- _WHAT YOU SHOULD DO_: Scan the lines below; pull out those with "Тест".
---------------
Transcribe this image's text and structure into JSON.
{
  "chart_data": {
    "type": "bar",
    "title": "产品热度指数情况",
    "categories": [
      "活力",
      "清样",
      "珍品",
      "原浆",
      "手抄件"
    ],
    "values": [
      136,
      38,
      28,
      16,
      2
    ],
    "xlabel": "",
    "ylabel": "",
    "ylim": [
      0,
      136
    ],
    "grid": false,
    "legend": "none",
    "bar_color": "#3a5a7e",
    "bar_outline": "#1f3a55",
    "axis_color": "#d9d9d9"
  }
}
---------------
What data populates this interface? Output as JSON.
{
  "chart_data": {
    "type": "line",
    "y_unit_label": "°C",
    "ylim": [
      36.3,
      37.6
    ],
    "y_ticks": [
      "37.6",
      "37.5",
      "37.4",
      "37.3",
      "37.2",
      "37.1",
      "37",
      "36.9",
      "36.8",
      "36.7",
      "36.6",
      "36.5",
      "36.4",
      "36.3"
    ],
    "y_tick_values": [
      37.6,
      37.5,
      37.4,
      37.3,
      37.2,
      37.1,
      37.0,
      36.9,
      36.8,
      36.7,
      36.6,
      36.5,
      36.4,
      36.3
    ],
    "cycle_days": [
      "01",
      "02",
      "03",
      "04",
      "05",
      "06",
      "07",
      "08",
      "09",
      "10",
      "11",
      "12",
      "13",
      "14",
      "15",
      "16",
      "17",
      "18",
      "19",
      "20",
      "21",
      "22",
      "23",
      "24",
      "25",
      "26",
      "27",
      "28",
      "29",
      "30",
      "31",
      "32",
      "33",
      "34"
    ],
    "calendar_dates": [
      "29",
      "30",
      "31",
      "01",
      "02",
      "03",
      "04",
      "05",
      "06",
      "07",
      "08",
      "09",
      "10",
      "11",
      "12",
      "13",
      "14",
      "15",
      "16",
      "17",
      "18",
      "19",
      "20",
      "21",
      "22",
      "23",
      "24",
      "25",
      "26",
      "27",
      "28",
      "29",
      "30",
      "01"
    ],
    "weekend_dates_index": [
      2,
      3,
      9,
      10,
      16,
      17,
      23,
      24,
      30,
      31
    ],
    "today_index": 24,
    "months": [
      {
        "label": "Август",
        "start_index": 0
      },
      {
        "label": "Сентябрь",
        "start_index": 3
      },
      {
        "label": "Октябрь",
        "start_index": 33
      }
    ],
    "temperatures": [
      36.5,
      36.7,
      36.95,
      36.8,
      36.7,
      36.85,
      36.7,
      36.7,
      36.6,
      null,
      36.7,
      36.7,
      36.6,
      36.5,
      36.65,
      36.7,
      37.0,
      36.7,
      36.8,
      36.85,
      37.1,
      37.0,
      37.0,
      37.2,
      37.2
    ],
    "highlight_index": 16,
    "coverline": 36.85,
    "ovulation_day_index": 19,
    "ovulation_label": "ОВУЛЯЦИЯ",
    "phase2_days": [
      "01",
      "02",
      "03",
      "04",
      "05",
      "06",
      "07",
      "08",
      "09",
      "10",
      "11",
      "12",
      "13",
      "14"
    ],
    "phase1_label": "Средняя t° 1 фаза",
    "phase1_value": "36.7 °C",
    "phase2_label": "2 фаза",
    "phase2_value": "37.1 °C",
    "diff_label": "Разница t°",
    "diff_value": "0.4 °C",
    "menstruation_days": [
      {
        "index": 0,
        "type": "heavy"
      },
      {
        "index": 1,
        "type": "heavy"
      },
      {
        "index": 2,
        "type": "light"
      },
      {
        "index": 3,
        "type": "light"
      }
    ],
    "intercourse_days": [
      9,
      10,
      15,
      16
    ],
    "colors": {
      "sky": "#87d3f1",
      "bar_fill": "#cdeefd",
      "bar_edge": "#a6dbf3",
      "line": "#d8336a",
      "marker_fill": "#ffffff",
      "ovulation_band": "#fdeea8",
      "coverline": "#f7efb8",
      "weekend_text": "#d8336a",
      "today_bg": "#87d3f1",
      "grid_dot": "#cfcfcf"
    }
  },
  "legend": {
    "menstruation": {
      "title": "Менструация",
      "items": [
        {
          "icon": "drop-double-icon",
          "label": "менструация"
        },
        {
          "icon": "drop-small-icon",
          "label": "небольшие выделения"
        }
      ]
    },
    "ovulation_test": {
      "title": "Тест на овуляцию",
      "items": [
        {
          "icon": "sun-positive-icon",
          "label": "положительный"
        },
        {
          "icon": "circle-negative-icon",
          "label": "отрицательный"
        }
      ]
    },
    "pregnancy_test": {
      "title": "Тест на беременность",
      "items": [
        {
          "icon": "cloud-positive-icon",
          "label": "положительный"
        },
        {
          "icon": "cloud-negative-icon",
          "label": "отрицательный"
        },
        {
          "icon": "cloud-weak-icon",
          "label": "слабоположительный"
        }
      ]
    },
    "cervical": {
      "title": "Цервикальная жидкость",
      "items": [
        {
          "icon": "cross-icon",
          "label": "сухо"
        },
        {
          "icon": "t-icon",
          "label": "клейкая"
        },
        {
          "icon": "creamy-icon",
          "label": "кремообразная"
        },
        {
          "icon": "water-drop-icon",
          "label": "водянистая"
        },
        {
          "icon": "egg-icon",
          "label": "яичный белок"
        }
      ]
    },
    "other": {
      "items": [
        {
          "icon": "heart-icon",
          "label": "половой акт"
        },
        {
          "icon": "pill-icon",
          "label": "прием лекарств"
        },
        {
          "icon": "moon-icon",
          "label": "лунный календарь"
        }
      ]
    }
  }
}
---------------
- _RESPONSE TO THIS TASK_:
      "title": "Тест на овуляцию",
      "title": "Тест на беременность",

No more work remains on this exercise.